▶ [WRITTEN TASK] All of the data below must be repeated exactly.

▶ [DATA IN THIS EXERCISE]
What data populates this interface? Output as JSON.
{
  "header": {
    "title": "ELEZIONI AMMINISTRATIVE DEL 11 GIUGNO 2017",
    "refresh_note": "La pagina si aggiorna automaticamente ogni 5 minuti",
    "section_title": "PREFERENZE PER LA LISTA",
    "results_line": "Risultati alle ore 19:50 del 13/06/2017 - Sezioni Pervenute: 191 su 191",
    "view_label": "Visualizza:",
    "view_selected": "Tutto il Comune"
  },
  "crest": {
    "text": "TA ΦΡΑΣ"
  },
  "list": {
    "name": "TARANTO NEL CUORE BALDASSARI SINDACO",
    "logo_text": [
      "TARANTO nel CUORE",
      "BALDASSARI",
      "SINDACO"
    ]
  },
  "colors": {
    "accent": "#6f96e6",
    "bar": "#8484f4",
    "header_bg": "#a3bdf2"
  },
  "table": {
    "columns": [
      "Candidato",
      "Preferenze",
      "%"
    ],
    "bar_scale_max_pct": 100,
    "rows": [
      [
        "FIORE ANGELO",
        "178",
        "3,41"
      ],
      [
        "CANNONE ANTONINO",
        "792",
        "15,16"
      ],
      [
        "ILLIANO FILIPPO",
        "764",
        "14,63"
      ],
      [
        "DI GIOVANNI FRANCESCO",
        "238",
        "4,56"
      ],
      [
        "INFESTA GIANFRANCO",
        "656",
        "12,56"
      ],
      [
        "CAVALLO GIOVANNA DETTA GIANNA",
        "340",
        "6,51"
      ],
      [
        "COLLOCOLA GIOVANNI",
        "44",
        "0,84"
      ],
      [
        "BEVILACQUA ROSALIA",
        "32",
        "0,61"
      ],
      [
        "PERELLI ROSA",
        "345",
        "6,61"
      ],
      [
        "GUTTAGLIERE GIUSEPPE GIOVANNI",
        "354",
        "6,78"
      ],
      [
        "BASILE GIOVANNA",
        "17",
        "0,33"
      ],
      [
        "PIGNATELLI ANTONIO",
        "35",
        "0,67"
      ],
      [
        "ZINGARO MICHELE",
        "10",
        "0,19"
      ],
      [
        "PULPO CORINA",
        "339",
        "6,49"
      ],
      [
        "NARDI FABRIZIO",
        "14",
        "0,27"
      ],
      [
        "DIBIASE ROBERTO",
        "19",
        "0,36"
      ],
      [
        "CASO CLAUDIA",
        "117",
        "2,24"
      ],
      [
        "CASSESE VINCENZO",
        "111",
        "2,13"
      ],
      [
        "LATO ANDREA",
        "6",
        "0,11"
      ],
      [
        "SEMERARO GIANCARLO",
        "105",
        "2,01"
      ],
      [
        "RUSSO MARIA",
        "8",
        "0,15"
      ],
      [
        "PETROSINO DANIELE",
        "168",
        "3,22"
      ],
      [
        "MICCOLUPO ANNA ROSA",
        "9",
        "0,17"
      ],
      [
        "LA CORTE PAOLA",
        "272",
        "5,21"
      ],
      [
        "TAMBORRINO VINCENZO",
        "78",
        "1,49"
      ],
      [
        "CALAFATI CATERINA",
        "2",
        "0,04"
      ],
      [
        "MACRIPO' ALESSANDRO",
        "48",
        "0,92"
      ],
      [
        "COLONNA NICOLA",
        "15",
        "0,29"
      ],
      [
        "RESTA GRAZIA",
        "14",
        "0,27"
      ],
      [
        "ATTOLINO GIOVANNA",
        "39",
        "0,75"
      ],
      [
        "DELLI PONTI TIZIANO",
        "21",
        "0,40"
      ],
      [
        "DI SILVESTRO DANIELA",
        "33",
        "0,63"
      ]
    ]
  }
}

▶ [IN RESPONSE]
What data populates this interface? Output as JSON.
{
  "header": {
    "title": "ELEZIONI AMMINISTRATIVE DEL 11 GIUGNO 2017",
    "refresh_note": "La pagina si aggiorna automaticamente ogni 5 minuti",
    "section_title": "PREFERENZE PER LA LISTA",
    "results_line": "Risultati alle ore 19:50 del 13/06/2017 - Sezioni Pervenute: 191 su 191",
    "view_label": "Visualizza:",
    "view_selected": "Tutto il Comune"
  },
  "crest": {
    "text": "TA ΦΡΑΣ"
  },
  "list": {
    "name": "TARANTO NEL CUORE BALDASSARI SINDACO",
    "logo_text": [
      "TARANTO nel CUORE",
      "BALDASSARI",
      "SINDACO"
    ]
  },
  "colors": {
    "accent": "#6f96e6",
    "bar": "#8484f4",
    "header_bg": "#a3bdf2"
  },
  "table": {
    "columns": [
      "Candidato",
      "Preferenze",
      "%"
    ],
    "bar_scale_max_pct": 100,
    "rows": [
      [
        "FIORE ANGELO",
        "178",
        "3,41"
      ],
      [
        "CANNONE ANTONINO",
        "792",
        "15,16"
      ],
      [
        "ILLIANO FILIPPO",
        "764",
        "14,63"
      ],
      [
        "DI GIOVANNI FRANCESCO",
        "238",
        "4,56"
      ],
      [
        "INFESTA GIANFRANCO",
        "656",
        "12,56"
      ],
      [
        "CAVALLO GIOVANNA DETTA GIANNA",
        "340",
        "6,51"
      ],
      [
        "COLLOCOLA GIOVANNI",
        "44",
        "0,84"
      ],
      [
        "BEVILACQUA ROSALIA",
        "32",
        "0,61"
      ],
      [
        "PERELLI ROSA",
        "345",
        "6,61"
      ],
      [
        "GUTTAGLIERE GIUSEPPE GIOVANNI",
        "354",
        "6,78"
      ],
      [
        "BASILE GIOVANNA",
        "17",
        "0,33"
      ],
      [
        "PIGNATELLI ANTONIO",
        "35",
        "0,67"
      ],
      [
        "ZINGARO MICHELE",
        "10",
        "0,19"
      ],
      [
        "PULPO CORINA",
        "339",
        "6,49"
      ],
      [
        "NARDI FABRIZIO",
        "14",
        "0,27"
      ],
      [
        "DIBIASE ROBERTO",
        "19",
        "0,36"
      ],
      [
        "CASO CLAUDIA",
        "117",
        "2,24"
      ],
      [
        "CASSESE VINCENZO",
        "111",
        "2,13"
      ],
      [
        "LATO ANDREA",
        "6",
        "0,11"
      ],
      [
        "SEMERARO GIANCARLO",
        "105",
        "2,01"
      ],
      [
        "RUSSO MARIA",
        "8",
        "0,15"
      ],
      [
        "PETROSINO DANIELE",
        "168",
        "3,22"
      ],
      [
        "MICCOLUPO ANNA ROSA",
        "9",
        "0,17"
      ],
      [
        "LA CORTE PAOLA",
        "272",
        "5,21"
      ],
      [
        "TAMBORRINO VINCENZO",
        "78",
        "1,49"
      ],
      [
        "CALAFATI CATERINA",
        "2",
        "0,04"
      ],
      [
        "MACRIPO' ALESSANDRO",
        "48",
        "0,92"
      ],
      [
        "COLONNA NICOLA",
        "15",
        "0,29"
      ],
      [
        "RESTA GRAZIA",
        "14",
        "0,27"
      ],
      [
        "ATTOLINO GIOVANNA",
        "39",
        "0,75"
      ],
      [
        "DELLI PONTI TIZIANO",
        "21",
        "0,40"
      ],
      [
        "DI SILVESTRO DANIELA",
        "33",
        "0,63"
      ]
    ]
  }
}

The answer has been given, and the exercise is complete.